Data extracted from a collection
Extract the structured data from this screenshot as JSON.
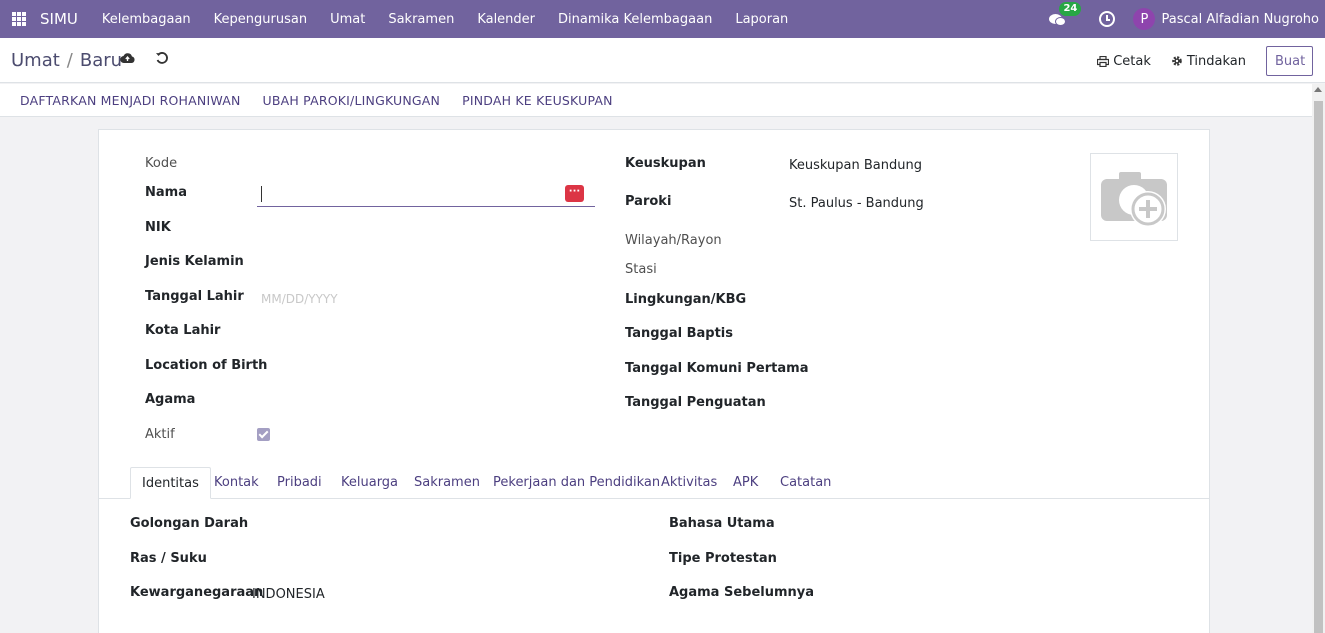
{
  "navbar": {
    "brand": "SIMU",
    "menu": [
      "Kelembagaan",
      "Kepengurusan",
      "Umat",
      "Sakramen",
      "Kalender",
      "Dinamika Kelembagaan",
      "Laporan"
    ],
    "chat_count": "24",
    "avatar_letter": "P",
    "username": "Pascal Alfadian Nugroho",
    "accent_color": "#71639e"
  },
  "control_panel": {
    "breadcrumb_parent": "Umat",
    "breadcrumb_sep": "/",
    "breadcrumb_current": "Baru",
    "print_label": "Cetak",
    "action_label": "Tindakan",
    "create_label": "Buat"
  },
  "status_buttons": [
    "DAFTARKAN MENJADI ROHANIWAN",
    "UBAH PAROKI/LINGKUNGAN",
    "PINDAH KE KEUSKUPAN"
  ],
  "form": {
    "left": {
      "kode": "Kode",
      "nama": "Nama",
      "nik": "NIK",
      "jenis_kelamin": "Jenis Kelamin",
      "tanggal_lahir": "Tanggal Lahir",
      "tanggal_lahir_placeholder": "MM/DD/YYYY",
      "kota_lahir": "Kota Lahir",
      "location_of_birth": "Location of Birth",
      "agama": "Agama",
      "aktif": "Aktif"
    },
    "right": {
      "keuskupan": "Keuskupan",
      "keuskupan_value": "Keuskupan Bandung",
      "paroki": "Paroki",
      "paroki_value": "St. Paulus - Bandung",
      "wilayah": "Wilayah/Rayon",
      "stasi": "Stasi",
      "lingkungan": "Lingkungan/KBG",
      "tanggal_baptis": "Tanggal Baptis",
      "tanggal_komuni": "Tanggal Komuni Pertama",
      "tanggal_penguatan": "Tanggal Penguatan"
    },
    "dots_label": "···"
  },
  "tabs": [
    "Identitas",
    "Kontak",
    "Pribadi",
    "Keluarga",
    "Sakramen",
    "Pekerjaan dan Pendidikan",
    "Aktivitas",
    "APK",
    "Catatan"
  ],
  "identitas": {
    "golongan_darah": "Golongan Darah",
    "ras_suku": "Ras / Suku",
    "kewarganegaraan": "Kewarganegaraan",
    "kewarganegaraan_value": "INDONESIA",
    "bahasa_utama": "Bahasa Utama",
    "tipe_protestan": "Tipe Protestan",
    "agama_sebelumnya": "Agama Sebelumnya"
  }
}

_DIRECTIONS FOR THIS TASK_. Without the pictures, copy the material exactly as given.

_TASK RESULT_.
Extract the structured data from this screenshot as JSON.
{
  "navbar": {
    "brand": "SIMU",
    "menu": [
      "Kelembagaan",
      "Kepengurusan",
      "Umat",
      "Sakramen",
      "Kalender",
      "Dinamika Kelembagaan",
      "Laporan"
    ],
    "chat_count": "24",
    "avatar_letter": "P",
    "username": "Pascal Alfadian Nugroho",
    "accent_color": "#71639e"
  },
  "control_panel": {
    "breadcrumb_parent": "Umat",
    "breadcrumb_sep": "/",
    "breadcrumb_current": "Baru",
    "print_label": "Cetak",
    "action_label": "Tindakan",
    "create_label": "Buat"
  },
  "status_buttons": [
    "DAFTARKAN MENJADI ROHANIWAN",
    "UBAH PAROKI/LINGKUNGAN",
    "PINDAH KE KEUSKUPAN"
  ],
  "form": {
    "left": {
      "kode": "Kode",
      "nama": "Nama",
      "nik": "NIK",
      "jenis_kelamin": "Jenis Kelamin",
      "tanggal_lahir": "Tanggal Lahir",
      "tanggal_lahir_placeholder": "MM/DD/YYYY",
      "kota_lahir": "Kota Lahir",
      "location_of_birth": "Location of Birth",
      "agama": "Agama",
      "aktif": "Aktif"
    },
    "right": {
      "keuskupan": "Keuskupan",
      "keuskupan_value": "Keuskupan Bandung",
      "paroki": "Paroki",
      "paroki_value": "St. Paulus - Bandung",
      "wilayah": "Wilayah/Rayon",
      "stasi": "Stasi",
      "lingkungan": "Lingkungan/KBG",
      "tanggal_baptis": "Tanggal Baptis",
      "tanggal_komuni": "Tanggal Komuni Pertama",
      "tanggal_penguatan": "Tanggal Penguatan"
    },
    "dots_label": "···"
  },
  "tabs": [
    "Identitas",
    "Kontak",
    "Pribadi",
    "Keluarga",
    "Sakramen",
    "Pekerjaan dan Pendidikan",
    "Aktivitas",
    "APK",
    "Catatan"
  ],
  "identitas": {
    "golongan_darah": "Golongan Darah",
    "ras_suku": "Ras / Suku",
    "kewarganegaraan": "Kewarganegaraan",
    "kewarganegaraan_value": "INDONESIA",
    "bahasa_utama": "Bahasa Utama",
    "tipe_protestan": "Tipe Protestan",
    "agama_sebelumnya": "Agama Sebelumnya"
  }
}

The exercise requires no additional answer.